# start of Material for the task

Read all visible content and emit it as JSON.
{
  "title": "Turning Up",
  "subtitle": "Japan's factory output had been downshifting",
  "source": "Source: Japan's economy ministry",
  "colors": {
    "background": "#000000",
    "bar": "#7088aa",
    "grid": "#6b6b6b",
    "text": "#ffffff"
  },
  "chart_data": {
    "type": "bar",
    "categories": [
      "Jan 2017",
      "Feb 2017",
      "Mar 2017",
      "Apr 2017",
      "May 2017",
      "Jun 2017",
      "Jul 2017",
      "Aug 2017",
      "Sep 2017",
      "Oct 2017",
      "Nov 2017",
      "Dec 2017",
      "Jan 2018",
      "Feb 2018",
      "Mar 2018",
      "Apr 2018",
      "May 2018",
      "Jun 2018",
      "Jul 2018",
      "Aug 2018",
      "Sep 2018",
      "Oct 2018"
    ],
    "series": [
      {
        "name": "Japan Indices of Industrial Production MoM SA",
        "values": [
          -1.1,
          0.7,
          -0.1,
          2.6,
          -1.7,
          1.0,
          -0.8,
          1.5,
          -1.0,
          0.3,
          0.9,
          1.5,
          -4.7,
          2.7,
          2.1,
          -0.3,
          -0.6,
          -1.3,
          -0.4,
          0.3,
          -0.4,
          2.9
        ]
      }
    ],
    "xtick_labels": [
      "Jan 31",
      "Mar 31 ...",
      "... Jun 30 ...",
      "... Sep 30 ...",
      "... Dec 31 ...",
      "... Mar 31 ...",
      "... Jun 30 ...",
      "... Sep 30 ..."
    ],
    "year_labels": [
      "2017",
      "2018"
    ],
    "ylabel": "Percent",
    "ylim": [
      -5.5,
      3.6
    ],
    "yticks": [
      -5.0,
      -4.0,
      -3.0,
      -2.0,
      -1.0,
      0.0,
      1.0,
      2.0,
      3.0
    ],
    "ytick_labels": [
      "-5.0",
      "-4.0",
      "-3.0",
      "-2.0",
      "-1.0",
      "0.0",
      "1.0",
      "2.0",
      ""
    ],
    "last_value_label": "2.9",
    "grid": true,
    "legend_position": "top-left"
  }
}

# end of Material for the task

** Directive **
Each line above is to be repeated exactly.

** Task result **
Read all visible content and emit it as JSON.
{
  "title": "Turning Up",
  "subtitle": "Japan's factory output had been downshifting",
  "source": "Source: Japan's economy ministry",
  "colors": {
    "background": "#000000",
    "bar": "#7088aa",
    "grid": "#6b6b6b",
    "text": "#ffffff"
  },
  "chart_data": {
    "type": "bar",
    "categories": [
      "Jan 2017",
      "Feb 2017",
      "Mar 2017",
      "Apr 2017",
      "May 2017",
      "Jun 2017",
      "Jul 2017",
      "Aug 2017",
      "Sep 2017",
      "Oct 2017",
      "Nov 2017",
      "Dec 2017",
      "Jan 2018",
      "Feb 2018",
      "Mar 2018",
      "Apr 2018",
      "May 2018",
      "Jun 2018",
      "Jul 2018",
      "Aug 2018",
      "Sep 2018",
      "Oct 2018"
    ],
    "series": [
      {
        "name": "Japan Indices of Industrial Production MoM SA",
        "values": [
          -1.1,
          0.7,
          -0.1,
          2.6,
          -1.7,
          1.0,
          -0.8,
          1.5,
          -1.0,
          0.3,
          0.9,
          1.5,
          -4.7,
          2.7,
          2.1,
          -0.3,
          -0.6,
          -1.3,
          -0.4,
          0.3,
          -0.4,
          2.9
        ]
      }
    ],
    "xtick_labels": [
      "Jan 31",
      "Mar 31 ...",
      "... Jun 30 ...",
      "... Sep 30 ...",
      "... Dec 31 ...",
      "... Mar 31 ...",
      "... Jun 30 ...",
      "... Sep 30 ..."
    ],
    "year_labels": [
      "2017",
      "2018"
    ],
    "ylabel": "Percent",
    "ylim": [
      -5.5,
      3.6
    ],
    "yticks": [
      -5.0,
      -4.0,
      -3.0,
      -2.0,
      -1.0,
      0.0,
      1.0,
      2.0,
      3.0
    ],
    "ytick_labels": [
      "-5.0",
      "-4.0",
      "-3.0",
      "-2.0",
      "-1.0",
      "0.0",
      "1.0",
      "2.0",
      ""
    ],
    "last_value_label": "2.9",
    "grid": true,
    "legend_position": "top-left"
  }
}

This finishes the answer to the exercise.